* Begin Information supplied *
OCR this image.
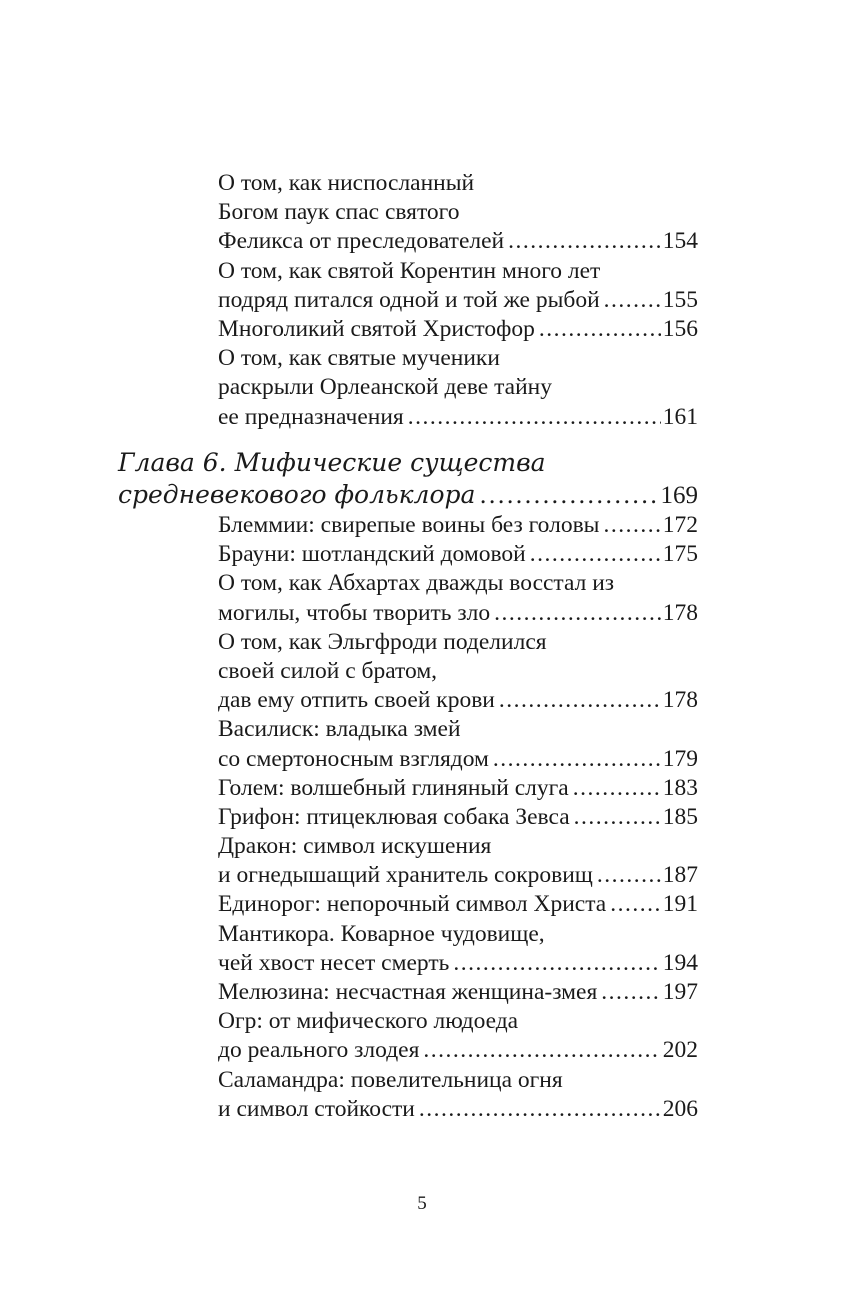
О том, как ниспосланный
Богом паук спас святого
Феликса от преследователей .....	154
О том, как святой Корентин много лет
подряд питался одной и той же рыбой .....	155
Многоликий святой Христофор .....	156
О том, как святые мученики
раскрыли Орлеанской деве тайну
ее предназначения .....	161
Глава 6. Мифические существа
средневекового фольклора .....	169
Блеммии: свирепые воины без головы .....	172
Брауни: шотландский домовой .....	175
О том, как Абхартах дважды восстал из
могилы, чтобы творить зло .....	178
О том, как Эльгфроди поделился
своей силой с братом,
дав ему отпить своей крови .....	178
Василиск: владыка змей
со смертоносным взглядом .....	179
Голем: волшебный глиняный слуга .....	183
Грифон: птицеклювая собака Зевса .....	185
Дракон: символ искушения
и огнедышащий хранитель сокровищ .....	187
Единорог: непорочный символ Христа ..... 191
Мантикора. Коварное чудовище,
чей хвост несет смерть .....	194
Мелюзина: несчастная женщина-змея .....	197
Огр: от мифического людоеда
до реального злодея .....	202
Саламандра: повелительница огня
и символ стойкости .....	206
5
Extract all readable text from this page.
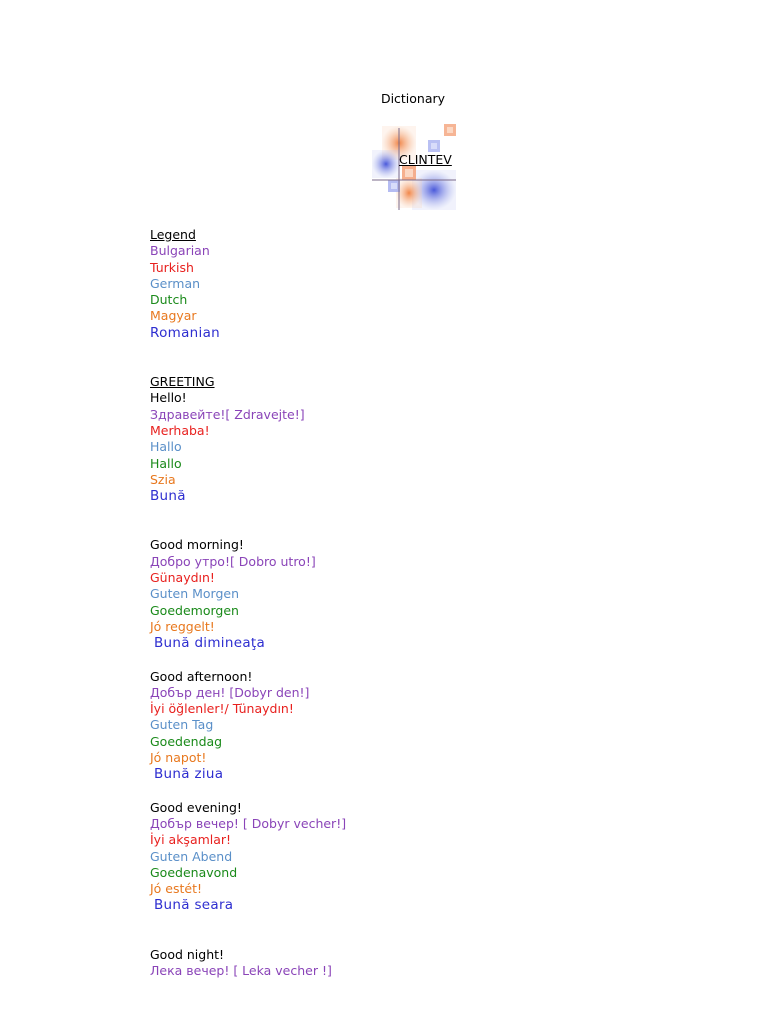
Dictionary
CLINTEV
Legend
Bulgarian
Turkish
German
Dutch
Magyar
Romanian
GREETING
Hello!
Здравейте![ Zdravejte!]
Merhaba!
Hallo
Hallo
Szia
Bună
Good morning!
Добро утро![ Dobro utro!]
Günaydın!
Guten Morgen
Goedemorgen
Jó reggelt!
Bună dimineaţa
Good afternoon!
Добър ден! [Dobyr den!]
İyi öğlenler!/ Tünaydın!
Guten Tag
Goedendag
Jó napot!
Bună ziua
Good evening!
Добър вечер! [ Dobyr vecher!]
İyi akşamlar!
Guten Abend
Goedenavond
Jó estét!
Bună seara
Good night!
Лека вечер! [ Leka vecher !]
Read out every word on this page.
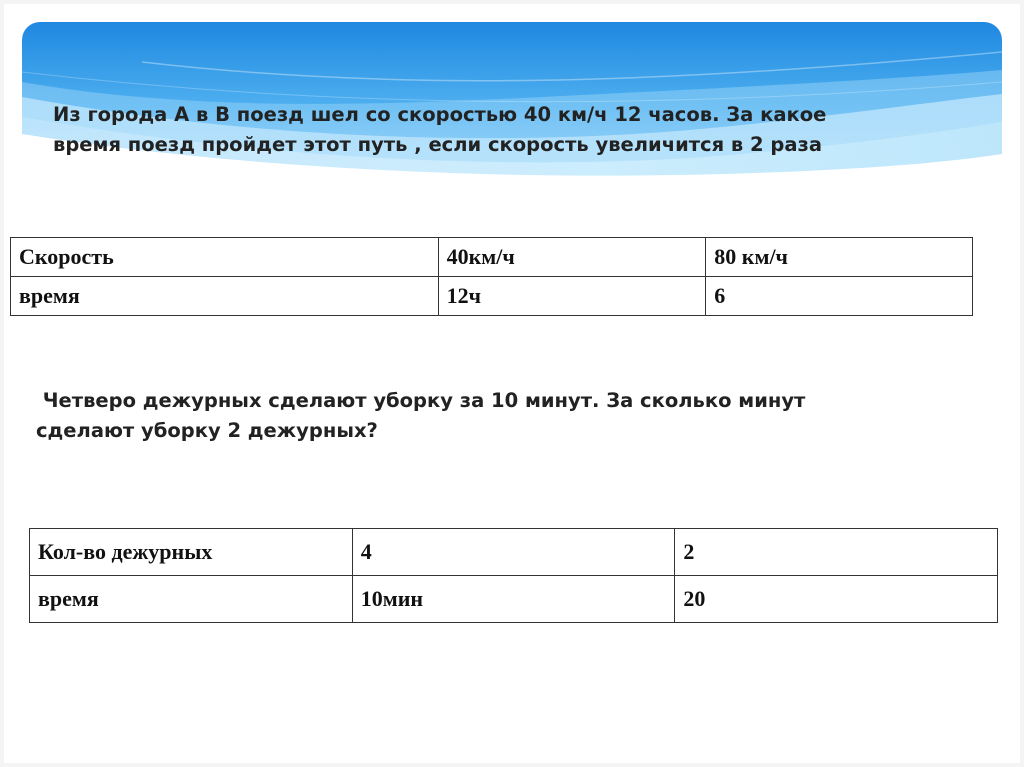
Из города А в В поезд шел со скоростью 40 км/ч 12 часов. За какое
время поезд пройдет этот путь , если скорость увеличится в 2 раза

Скорость	40км/ч	80 км/ч
время	12ч	6

Четверо дежурных сделают уборку за 10 минут. За сколько минут
сделают уборку 2 дежурных?

Кол-во дежурных	4	2
время	10мин	20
* End Information supplied *
▶ _What you are asked to do_: Restate verbatim the lines running from the line with "Read out every word on this page." through the end of the material; both ends count, and images are omitted.

▶ _Solution for this exercise_:
Read out every word on this page.
Из города А в В поезд шел со скоростью 40 км/ч 12 часов. За какое
время поезд пройдет этот путь , если скорость увеличится в 2 раза

Скорость	40км/ч	80 км/ч
время	12ч	6

Четверо дежурных сделают уборку за 10 минут. За сколько минут
сделают уборку 2 дежурных?

Кол-во дежурных	4	2
время	10мин	20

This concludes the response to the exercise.